__Exercise aim__.
Leave out the pictures and copy the remaining records exactly.

__Task material__.
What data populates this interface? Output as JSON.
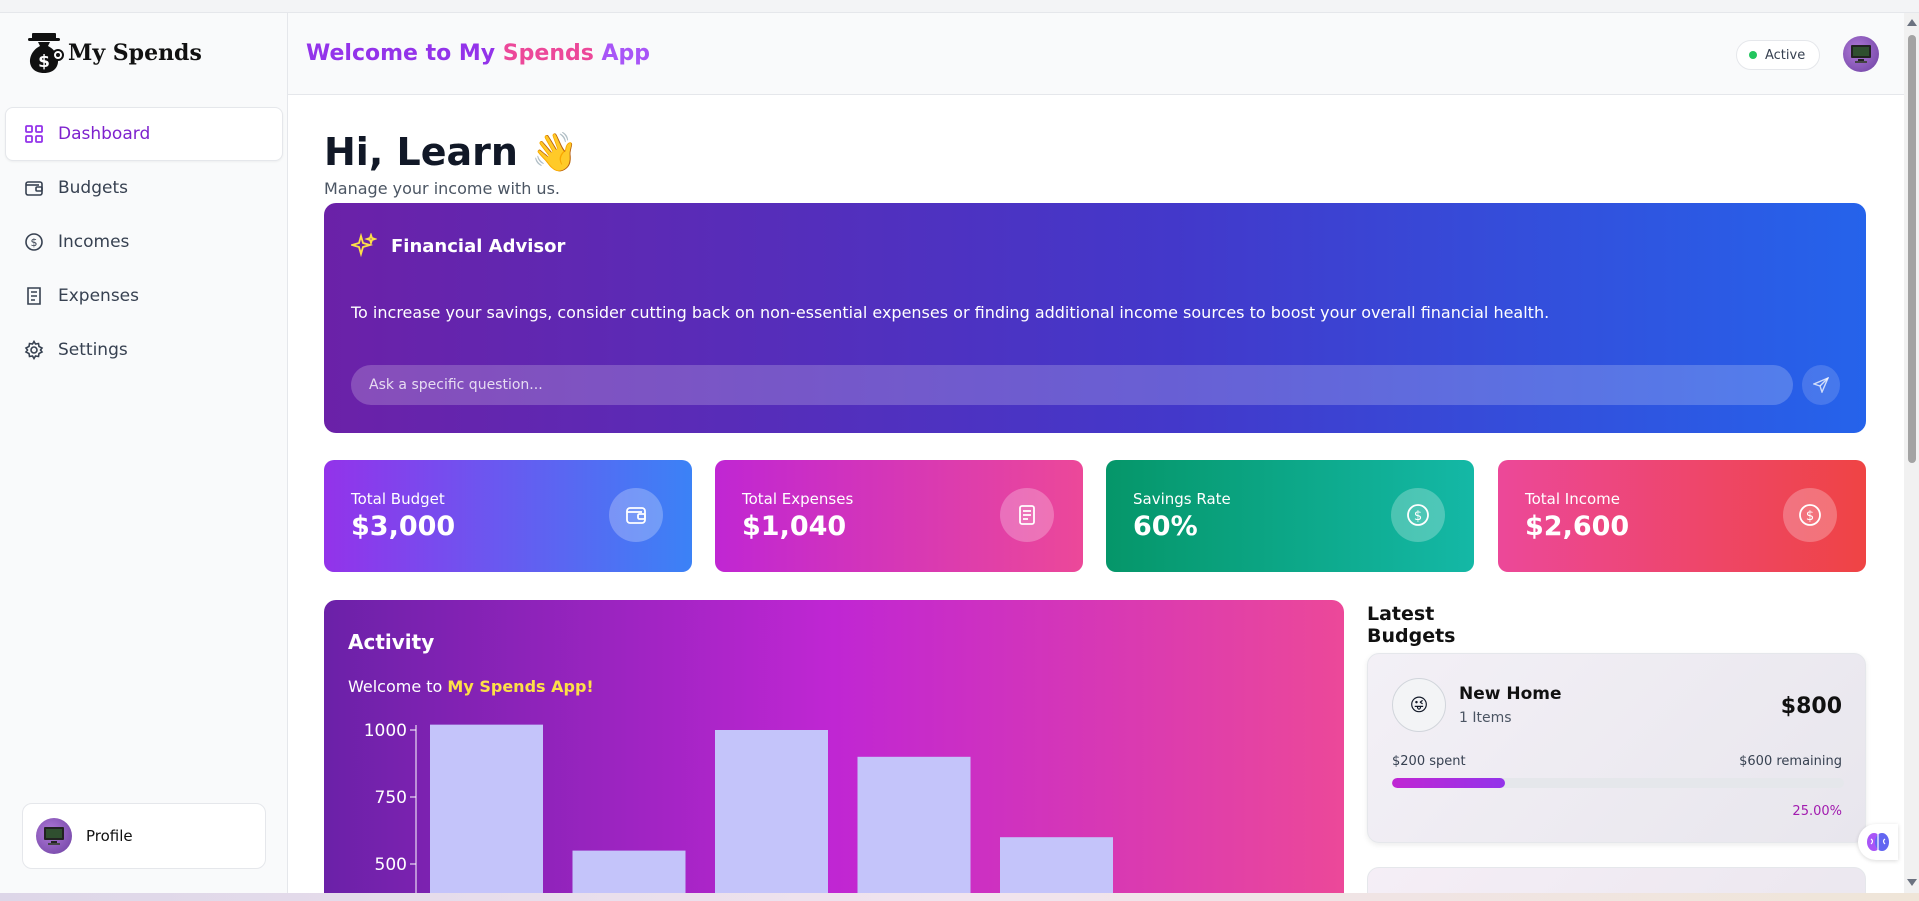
{
  "app": {
    "logo_text": "My Spends"
  },
  "header": {
    "welcome_part1": "Welcome to My",
    "welcome_part2": " Spends",
    "welcome_part3": " App",
    "status": "Active"
  },
  "sidebar": {
    "items": [
      {
        "label": "Dashboard",
        "icon": "grid-icon",
        "active": true
      },
      {
        "label": "Budgets",
        "icon": "wallet-icon",
        "active": false
      },
      {
        "label": "Incomes",
        "icon": "dollar-circle-icon",
        "active": false
      },
      {
        "label": "Expenses",
        "icon": "receipt-icon",
        "active": false
      },
      {
        "label": "Settings",
        "icon": "gear-icon",
        "active": false
      }
    ],
    "profile_label": "Profile"
  },
  "main": {
    "greeting": "Hi, Learn 👋",
    "subtitle": "Manage your income with us."
  },
  "advisor": {
    "title": "Financial Advisor",
    "message": "To increase your savings, consider cutting back on non-essential expenses or finding additional income sources to boost your overall financial health.",
    "input_placeholder": "Ask a specific question..."
  },
  "stats": [
    {
      "label": "Total Budget",
      "value": "$3,000",
      "icon": "wallet-icon",
      "gradient": [
        "#9333ea",
        "#3b82f6"
      ]
    },
    {
      "label": "Total Expenses",
      "value": "$1,040",
      "icon": "receipt-icon",
      "gradient": [
        "#c026d3",
        "#ec4899"
      ]
    },
    {
      "label": "Savings Rate",
      "value": "60%",
      "icon": "dollar-circle-icon",
      "gradient": [
        "#059669",
        "#14b8a6"
      ]
    },
    {
      "label": "Total Income",
      "value": "$2,600",
      "icon": "dollar-circle-icon",
      "gradient": [
        "#ec4899",
        "#ef4444"
      ]
    }
  ],
  "activity": {
    "title": "Activity",
    "welcome_prefix": "Welcome to ",
    "welcome_highlight": "My Spends App!"
  },
  "chart_data": {
    "type": "bar",
    "values": [
      1020,
      550,
      1000,
      900,
      600
    ],
    "y_ticks": [
      1000,
      750,
      500
    ],
    "ylim": [
      0,
      1000
    ],
    "bar_color": "#c4c4fa"
  },
  "latest_budgets": {
    "title": "Latest Budgets",
    "items": [
      {
        "emoji": "😜",
        "name": "New Home",
        "items_count": "1 Items",
        "amount": "$800",
        "spent_text": "$200 spent",
        "remaining_text": "$600 remaining",
        "progress_pct": 25,
        "progress_text": "25.00%"
      }
    ]
  }
}
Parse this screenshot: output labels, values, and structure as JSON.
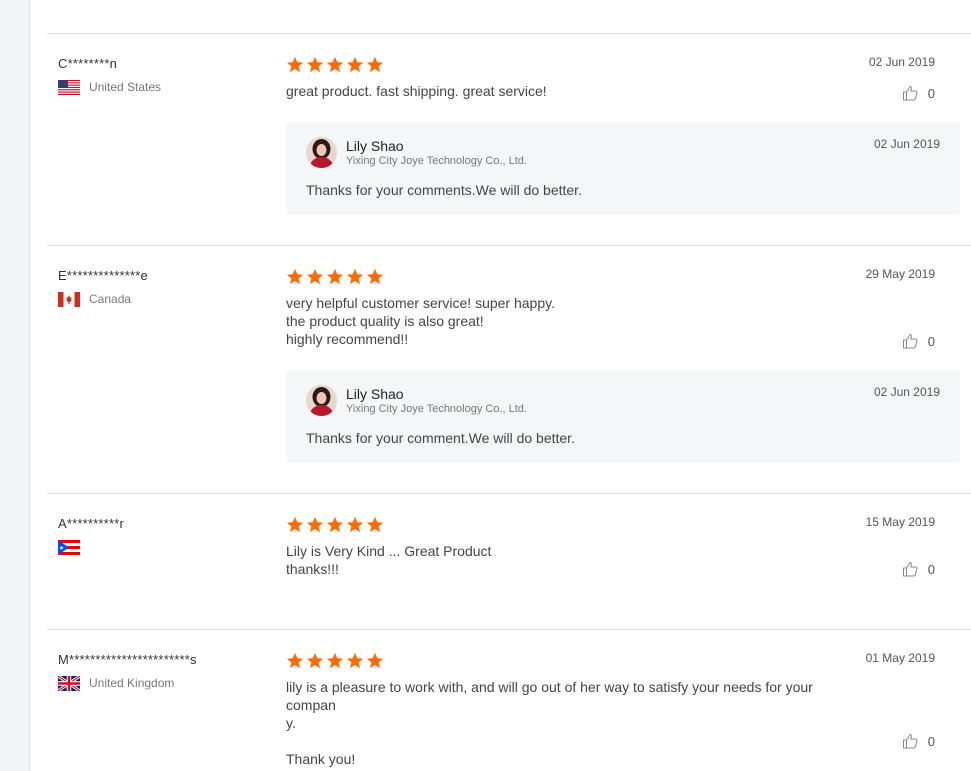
{
  "reviews": [
    {
      "buyer": "C********n",
      "country": "United States",
      "flag": "us-flag-icon",
      "rating": 5,
      "date": "02 Jun 2019",
      "text": "great product. fast shipping. great service!",
      "likes": "0",
      "reply": {
        "name": "Lily Shao",
        "company": "Yixing City Joye Technology Co., Ltd.",
        "date": "02 Jun 2019",
        "text": "Thanks for your comments.We will do better."
      }
    },
    {
      "buyer": "E**************e",
      "country": "Canada",
      "flag": "canada-flag-icon",
      "rating": 5,
      "date": "29 May 2019",
      "text": "very helpful customer service! super happy.\nthe product quality is also great!\nhighly recommend!!",
      "likes": "0",
      "reply": {
        "name": "Lily Shao",
        "company": "Yixing City Joye Technology Co., Ltd.",
        "date": "02 Jun 2019",
        "text": "Thanks for your comment.We will do better."
      }
    },
    {
      "buyer": "A**********r",
      "country": "",
      "flag": "puerto-rico-flag-icon",
      "rating": 5,
      "date": "15 May 2019",
      "text": "Lily is Very Kind ... Great Product\nthanks!!!",
      "likes": "0"
    },
    {
      "buyer": "M***********************s",
      "country": "United Kingdom",
      "flag": "uk-flag-icon",
      "rating": 5,
      "date": "01 May 2019",
      "text": "lily is a pleasure to work with, and will go out of her way to satisfy your needs for your compan\ny.\n\nThank you!",
      "likes": "0"
    }
  ],
  "colors": {
    "star": "#ff6a00",
    "divider": "#dcdde2",
    "reply_bg": "#f5f6f8"
  }
}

__Finished answer__.
What data populates this interface? Output as JSON.
{
  "app": {
    "logo_text": "My Spends"
  },
  "header": {
    "welcome_part1": "Welcome to My",
    "welcome_part2": " Spends",
    "welcome_part3": " App",
    "status": "Active"
  },
  "sidebar": {
    "items": [
      {
        "label": "Dashboard",
        "icon": "grid-icon",
        "active": true
      },
      {
        "label": "Budgets",
        "icon": "wallet-icon",
        "active": false
      },
      {
        "label": "Incomes",
        "icon": "dollar-circle-icon",
        "active": false
      },
      {
        "label": "Expenses",
        "icon": "receipt-icon",
        "active": false
      },
      {
        "label": "Settings",
        "icon": "gear-icon",
        "active": false
      }
    ],
    "profile_label": "Profile"
  },
  "main": {
    "greeting": "Hi, Learn 👋",
    "subtitle": "Manage your income with us."
  },
  "advisor": {
    "title": "Financial Advisor",
    "message": "To increase your savings, consider cutting back on non-essential expenses or finding additional income sources to boost your overall financial health.",
    "input_placeholder": "Ask a specific question..."
  },
  "stats": [
    {
      "label": "Total Budget",
      "value": "$3,000",
      "icon": "wallet-icon",
      "gradient": [
        "#9333ea",
        "#3b82f6"
      ]
    },
    {
      "label": "Total Expenses",
      "value": "$1,040",
      "icon": "receipt-icon",
      "gradient": [
        "#c026d3",
        "#ec4899"
      ]
    },
    {
      "label": "Savings Rate",
      "value": "60%",
      "icon": "dollar-circle-icon",
      "gradient": [
        "#059669",
        "#14b8a6"
      ]
    },
    {
      "label": "Total Income",
      "value": "$2,600",
      "icon": "dollar-circle-icon",
      "gradient": [
        "#ec4899",
        "#ef4444"
      ]
    }
  ],
  "activity": {
    "title": "Activity",
    "welcome_prefix": "Welcome to ",
    "welcome_highlight": "My Spends App!"
  },
  "chart_data": {
    "type": "bar",
    "values": [
      1020,
      550,
      1000,
      900,
      600
    ],
    "y_ticks": [
      1000,
      750,
      500
    ],
    "ylim": [
      0,
      1000
    ],
    "bar_color": "#c4c4fa"
  },
  "latest_budgets": {
    "title": "Latest Budgets",
    "items": [
      {
        "emoji": "😜",
        "name": "New Home",
        "items_count": "1 Items",
        "amount": "$800",
        "spent_text": "$200 spent",
        "remaining_text": "$600 remaining",
        "progress_pct": 25,
        "progress_text": "25.00%"
      }
    ]
  }
}
Parse this screenshot: output labels, values, and structure as JSON.
{
  "reviews": [
    {
      "buyer": "C********n",
      "country": "United States",
      "flag": "us-flag-icon",
      "rating": 5,
      "date": "02 Jun 2019",
      "text": "great product. fast shipping. great service!",
      "likes": "0",
      "reply": {
        "name": "Lily Shao",
        "company": "Yixing City Joye Technology Co., Ltd.",
        "date": "02 Jun 2019",
        "text": "Thanks for your comments.We will do better."
      }
    },
    {
      "buyer": "E**************e",
      "country": "Canada",
      "flag": "canada-flag-icon",
      "rating": 5,
      "date": "29 May 2019",
      "text": "very helpful customer service! super happy.\nthe product quality is also great!\nhighly recommend!!",
      "likes": "0",
      "reply": {
        "name": "Lily Shao",
        "company": "Yixing City Joye Technology Co., Ltd.",
        "date": "02 Jun 2019",
        "text": "Thanks for your comment.We will do better."
      }
    },
    {
      "buyer": "A**********r",
      "country": "",
      "flag": "puerto-rico-flag-icon",
      "rating": 5,
      "date": "15 May 2019",
      "text": "Lily is Very Kind ... Great Product\nthanks!!!",
      "likes": "0"
    },
    {
      "buyer": "M***********************s",
      "country": "United Kingdom",
      "flag": "uk-flag-icon",
      "rating": 5,
      "date": "01 May 2019",
      "text": "lily is a pleasure to work with, and will go out of her way to satisfy your needs for your compan\ny.\n\nThank you!",
      "likes": "0"
    }
  ],
  "colors": {
    "star": "#ff6a00",
    "divider": "#dcdde2",
    "reply_bg": "#f5f6f8"
  }
}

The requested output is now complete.